Description of the task:
In the entries that follow, how many lines contain "MainActivity"? Answer with the number only.

Source records:
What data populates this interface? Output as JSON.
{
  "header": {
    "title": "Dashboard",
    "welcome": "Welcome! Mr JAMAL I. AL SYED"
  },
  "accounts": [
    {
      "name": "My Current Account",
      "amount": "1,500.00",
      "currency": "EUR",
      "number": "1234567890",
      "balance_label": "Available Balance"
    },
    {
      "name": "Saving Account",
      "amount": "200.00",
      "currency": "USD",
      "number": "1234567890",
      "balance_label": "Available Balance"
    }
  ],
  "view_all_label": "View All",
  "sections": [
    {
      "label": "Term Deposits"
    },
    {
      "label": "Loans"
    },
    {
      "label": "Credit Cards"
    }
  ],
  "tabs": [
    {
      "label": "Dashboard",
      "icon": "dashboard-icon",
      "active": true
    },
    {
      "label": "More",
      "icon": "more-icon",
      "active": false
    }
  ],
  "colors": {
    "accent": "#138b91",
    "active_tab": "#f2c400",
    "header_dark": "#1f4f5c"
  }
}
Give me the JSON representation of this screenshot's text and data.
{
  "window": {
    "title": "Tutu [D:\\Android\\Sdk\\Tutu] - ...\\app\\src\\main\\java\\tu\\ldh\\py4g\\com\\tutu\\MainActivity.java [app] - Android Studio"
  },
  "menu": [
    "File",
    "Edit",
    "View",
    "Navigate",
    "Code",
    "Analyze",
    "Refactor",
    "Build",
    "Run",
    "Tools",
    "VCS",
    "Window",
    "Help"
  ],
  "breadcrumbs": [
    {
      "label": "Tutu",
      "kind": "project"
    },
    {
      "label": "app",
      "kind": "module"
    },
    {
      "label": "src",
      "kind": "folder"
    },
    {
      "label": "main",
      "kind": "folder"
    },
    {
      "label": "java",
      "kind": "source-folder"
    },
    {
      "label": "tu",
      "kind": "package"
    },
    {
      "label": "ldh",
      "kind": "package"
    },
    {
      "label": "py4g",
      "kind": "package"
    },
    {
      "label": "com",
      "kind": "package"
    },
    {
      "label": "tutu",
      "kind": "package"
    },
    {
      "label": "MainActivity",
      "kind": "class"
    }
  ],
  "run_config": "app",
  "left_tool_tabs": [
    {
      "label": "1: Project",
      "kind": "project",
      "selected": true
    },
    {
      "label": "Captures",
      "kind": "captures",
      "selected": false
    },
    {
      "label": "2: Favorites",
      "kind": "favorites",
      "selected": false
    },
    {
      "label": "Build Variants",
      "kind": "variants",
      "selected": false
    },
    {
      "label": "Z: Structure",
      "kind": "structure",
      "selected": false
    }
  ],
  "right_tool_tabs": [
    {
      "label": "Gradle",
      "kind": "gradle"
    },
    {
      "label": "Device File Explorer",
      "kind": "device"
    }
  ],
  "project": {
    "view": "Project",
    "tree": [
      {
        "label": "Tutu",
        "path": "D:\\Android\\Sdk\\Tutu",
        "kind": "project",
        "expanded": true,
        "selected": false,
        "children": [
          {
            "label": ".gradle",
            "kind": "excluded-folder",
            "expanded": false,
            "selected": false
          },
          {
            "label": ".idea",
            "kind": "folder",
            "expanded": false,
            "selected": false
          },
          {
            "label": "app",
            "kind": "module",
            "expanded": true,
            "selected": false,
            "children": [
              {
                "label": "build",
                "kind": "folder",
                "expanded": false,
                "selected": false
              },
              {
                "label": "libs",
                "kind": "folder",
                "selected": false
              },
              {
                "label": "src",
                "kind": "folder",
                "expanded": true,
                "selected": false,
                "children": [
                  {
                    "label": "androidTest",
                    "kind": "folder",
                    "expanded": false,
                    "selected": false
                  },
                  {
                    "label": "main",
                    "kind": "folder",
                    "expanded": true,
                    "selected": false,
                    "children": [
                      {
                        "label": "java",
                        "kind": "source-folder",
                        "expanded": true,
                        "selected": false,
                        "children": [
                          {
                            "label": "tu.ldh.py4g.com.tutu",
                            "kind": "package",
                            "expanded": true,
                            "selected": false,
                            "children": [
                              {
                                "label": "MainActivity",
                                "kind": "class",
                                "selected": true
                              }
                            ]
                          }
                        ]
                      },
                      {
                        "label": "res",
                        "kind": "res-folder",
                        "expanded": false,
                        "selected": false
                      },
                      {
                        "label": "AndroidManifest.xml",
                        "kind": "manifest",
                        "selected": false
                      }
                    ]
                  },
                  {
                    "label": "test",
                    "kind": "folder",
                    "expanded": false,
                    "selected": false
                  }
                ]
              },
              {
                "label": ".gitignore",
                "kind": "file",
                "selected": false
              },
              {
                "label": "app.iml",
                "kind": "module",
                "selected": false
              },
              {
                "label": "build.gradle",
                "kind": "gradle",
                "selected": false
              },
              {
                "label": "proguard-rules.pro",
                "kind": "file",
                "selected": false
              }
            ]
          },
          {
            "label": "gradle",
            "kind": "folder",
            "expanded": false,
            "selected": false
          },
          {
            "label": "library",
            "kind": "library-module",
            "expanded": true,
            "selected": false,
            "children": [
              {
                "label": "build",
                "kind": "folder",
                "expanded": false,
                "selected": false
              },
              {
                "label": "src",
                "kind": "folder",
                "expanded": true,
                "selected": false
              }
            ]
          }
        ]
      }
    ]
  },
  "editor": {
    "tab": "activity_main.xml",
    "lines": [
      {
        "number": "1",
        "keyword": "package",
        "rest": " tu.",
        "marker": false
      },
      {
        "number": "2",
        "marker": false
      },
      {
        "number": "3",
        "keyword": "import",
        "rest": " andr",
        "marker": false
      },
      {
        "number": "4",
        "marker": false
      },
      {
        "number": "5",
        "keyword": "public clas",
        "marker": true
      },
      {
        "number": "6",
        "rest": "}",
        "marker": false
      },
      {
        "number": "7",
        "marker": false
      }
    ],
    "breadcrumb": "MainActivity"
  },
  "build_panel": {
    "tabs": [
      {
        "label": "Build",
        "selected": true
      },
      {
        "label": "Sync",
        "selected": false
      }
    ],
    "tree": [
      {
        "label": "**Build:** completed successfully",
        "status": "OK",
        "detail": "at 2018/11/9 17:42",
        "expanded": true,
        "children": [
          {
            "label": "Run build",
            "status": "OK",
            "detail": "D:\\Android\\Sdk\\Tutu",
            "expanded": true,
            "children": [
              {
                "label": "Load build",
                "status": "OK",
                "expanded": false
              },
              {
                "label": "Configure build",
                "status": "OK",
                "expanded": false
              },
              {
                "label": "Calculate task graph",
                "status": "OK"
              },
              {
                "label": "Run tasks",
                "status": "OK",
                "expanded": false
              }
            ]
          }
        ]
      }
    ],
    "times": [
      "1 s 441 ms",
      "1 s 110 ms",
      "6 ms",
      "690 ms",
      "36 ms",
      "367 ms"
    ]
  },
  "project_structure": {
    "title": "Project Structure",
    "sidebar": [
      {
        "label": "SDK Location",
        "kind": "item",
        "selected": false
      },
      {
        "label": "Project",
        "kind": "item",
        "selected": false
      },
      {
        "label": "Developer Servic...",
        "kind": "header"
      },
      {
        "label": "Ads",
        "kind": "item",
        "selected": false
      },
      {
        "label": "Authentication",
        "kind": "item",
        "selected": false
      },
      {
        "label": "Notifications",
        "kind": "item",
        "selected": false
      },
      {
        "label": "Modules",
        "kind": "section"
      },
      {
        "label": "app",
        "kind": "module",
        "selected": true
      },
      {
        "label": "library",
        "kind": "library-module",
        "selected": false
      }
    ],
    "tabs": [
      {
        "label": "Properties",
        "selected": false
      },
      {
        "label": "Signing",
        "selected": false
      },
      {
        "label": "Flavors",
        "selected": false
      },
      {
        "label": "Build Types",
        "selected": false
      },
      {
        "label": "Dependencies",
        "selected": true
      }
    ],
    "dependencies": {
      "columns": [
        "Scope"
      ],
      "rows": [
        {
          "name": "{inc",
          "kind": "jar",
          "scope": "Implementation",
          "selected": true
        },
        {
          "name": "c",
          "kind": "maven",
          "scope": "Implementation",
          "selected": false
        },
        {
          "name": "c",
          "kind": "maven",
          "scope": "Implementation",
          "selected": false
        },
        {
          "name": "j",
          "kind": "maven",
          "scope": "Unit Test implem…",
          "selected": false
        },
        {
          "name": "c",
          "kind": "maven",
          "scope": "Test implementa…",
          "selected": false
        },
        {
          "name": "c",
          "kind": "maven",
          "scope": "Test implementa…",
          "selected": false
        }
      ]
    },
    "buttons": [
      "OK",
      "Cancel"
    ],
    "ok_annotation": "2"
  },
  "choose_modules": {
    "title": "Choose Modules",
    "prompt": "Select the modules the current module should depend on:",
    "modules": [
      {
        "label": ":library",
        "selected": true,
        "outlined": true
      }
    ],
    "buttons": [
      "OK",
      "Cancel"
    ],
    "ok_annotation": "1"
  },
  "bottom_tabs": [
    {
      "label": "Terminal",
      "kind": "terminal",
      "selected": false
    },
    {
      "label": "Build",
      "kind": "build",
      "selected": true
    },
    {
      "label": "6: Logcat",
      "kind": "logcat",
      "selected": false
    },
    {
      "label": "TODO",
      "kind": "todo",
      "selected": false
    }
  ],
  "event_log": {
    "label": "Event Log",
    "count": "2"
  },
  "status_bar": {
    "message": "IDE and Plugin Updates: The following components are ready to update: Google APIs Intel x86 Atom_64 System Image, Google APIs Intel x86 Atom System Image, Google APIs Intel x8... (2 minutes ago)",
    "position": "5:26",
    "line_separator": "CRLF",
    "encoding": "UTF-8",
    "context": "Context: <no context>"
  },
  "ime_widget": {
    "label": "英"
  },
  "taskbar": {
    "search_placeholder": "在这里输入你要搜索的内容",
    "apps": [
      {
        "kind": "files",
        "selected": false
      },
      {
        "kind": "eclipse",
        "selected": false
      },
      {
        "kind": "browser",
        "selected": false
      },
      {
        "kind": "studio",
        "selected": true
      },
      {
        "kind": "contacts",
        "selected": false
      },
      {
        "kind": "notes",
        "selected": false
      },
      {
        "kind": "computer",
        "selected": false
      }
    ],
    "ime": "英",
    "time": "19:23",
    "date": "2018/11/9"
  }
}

Solution to the problem:
4